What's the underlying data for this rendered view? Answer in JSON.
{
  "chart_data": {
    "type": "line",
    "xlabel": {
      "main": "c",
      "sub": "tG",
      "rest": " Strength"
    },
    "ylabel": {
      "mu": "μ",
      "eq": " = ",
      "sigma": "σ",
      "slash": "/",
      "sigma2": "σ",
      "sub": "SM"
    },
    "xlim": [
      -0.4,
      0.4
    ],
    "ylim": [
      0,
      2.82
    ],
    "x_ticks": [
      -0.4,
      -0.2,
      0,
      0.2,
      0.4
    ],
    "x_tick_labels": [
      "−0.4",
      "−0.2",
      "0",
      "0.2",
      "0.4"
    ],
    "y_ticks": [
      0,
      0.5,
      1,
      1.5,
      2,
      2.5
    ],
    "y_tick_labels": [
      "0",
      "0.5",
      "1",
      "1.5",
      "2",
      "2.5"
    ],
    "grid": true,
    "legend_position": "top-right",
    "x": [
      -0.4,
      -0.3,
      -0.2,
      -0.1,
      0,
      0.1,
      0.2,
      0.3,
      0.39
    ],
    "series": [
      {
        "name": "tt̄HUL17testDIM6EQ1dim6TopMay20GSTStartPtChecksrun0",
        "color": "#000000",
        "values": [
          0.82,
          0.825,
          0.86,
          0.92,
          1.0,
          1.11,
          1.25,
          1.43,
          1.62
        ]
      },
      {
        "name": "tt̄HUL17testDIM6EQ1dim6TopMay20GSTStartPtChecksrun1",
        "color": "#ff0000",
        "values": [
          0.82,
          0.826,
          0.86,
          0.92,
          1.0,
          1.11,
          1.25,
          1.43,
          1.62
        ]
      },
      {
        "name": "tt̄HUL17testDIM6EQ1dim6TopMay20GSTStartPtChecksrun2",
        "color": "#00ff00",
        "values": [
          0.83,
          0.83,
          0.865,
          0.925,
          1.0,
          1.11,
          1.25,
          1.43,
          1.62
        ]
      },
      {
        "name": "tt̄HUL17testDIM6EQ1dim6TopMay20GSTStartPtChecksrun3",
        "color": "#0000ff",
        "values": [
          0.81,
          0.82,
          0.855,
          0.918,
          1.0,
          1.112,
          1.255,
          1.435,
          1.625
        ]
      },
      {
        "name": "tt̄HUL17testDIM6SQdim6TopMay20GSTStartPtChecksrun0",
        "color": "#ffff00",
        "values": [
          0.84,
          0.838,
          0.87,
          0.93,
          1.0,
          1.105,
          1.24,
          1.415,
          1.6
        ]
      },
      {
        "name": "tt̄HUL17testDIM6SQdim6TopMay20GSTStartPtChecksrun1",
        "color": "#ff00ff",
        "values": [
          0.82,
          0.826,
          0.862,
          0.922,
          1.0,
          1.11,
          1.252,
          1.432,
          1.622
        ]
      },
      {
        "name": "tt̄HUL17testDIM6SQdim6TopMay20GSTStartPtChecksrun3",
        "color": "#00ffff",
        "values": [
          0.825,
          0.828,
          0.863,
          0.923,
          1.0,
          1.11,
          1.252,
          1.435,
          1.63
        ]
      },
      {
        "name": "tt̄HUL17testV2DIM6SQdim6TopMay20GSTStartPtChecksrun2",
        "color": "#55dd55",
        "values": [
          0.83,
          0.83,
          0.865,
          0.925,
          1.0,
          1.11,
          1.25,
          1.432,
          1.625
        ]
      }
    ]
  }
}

○ ○ ○ ○ ○ ○ ○

PROBLEM DETAILS:
Please restate the records in full, word for word.

RESPONSE FOR THIS EXERCISE:
What's the underlying data for this rendered view? Answer in JSON.
{
  "chart_data": {
    "type": "line",
    "xlabel": {
      "main": "c",
      "sub": "tG",
      "rest": " Strength"
    },
    "ylabel": {
      "mu": "μ",
      "eq": " = ",
      "sigma": "σ",
      "slash": "/",
      "sigma2": "σ",
      "sub": "SM"
    },
    "xlim": [
      -0.4,
      0.4
    ],
    "ylim": [
      0,
      2.82
    ],
    "x_ticks": [
      -0.4,
      -0.2,
      0,
      0.2,
      0.4
    ],
    "x_tick_labels": [
      "−0.4",
      "−0.2",
      "0",
      "0.2",
      "0.4"
    ],
    "y_ticks": [
      0,
      0.5,
      1,
      1.5,
      2,
      2.5
    ],
    "y_tick_labels": [
      "0",
      "0.5",
      "1",
      "1.5",
      "2",
      "2.5"
    ],
    "grid": true,
    "legend_position": "top-right",
    "x": [
      -0.4,
      -0.3,
      -0.2,
      -0.1,
      0,
      0.1,
      0.2,
      0.3,
      0.39
    ],
    "series": [
      {
        "name": "tt̄HUL17testDIM6EQ1dim6TopMay20GSTStartPtChecksrun0",
        "color": "#000000",
        "values": [
          0.82,
          0.825,
          0.86,
          0.92,
          1.0,
          1.11,
          1.25,
          1.43,
          1.62
        ]
      },
      {
        "name": "tt̄HUL17testDIM6EQ1dim6TopMay20GSTStartPtChecksrun1",
        "color": "#ff0000",
        "values": [
          0.82,
          0.826,
          0.86,
          0.92,
          1.0,
          1.11,
          1.25,
          1.43,
          1.62
        ]
      },
      {
        "name": "tt̄HUL17testDIM6EQ1dim6TopMay20GSTStartPtChecksrun2",
        "color": "#00ff00",
        "values": [
          0.83,
          0.83,
          0.865,
          0.925,
          1.0,
          1.11,
          1.25,
          1.43,
          1.62
        ]
      },
      {
        "name": "tt̄HUL17testDIM6EQ1dim6TopMay20GSTStartPtChecksrun3",
        "color": "#0000ff",
        "values": [
          0.81,
          0.82,
          0.855,
          0.918,
          1.0,
          1.112,
          1.255,
          1.435,
          1.625
        ]
      },
      {
        "name": "tt̄HUL17testDIM6SQdim6TopMay20GSTStartPtChecksrun0",
        "color": "#ffff00",
        "values": [
          0.84,
          0.838,
          0.87,
          0.93,
          1.0,
          1.105,
          1.24,
          1.415,
          1.6
        ]
      },
      {
        "name": "tt̄HUL17testDIM6SQdim6TopMay20GSTStartPtChecksrun1",
        "color": "#ff00ff",
        "values": [
          0.82,
          0.826,
          0.862,
          0.922,
          1.0,
          1.11,
          1.252,
          1.432,
          1.622
        ]
      },
      {
        "name": "tt̄HUL17testDIM6SQdim6TopMay20GSTStartPtChecksrun3",
        "color": "#00ffff",
        "values": [
          0.825,
          0.828,
          0.863,
          0.923,
          1.0,
          1.11,
          1.252,
          1.435,
          1.63
        ]
      },
      {
        "name": "tt̄HUL17testV2DIM6SQdim6TopMay20GSTStartPtChecksrun2",
        "color": "#55dd55",
        "values": [
          0.83,
          0.83,
          0.865,
          0.925,
          1.0,
          1.11,
          1.25,
          1.432,
          1.625
        ]
      }
    ]
  }
}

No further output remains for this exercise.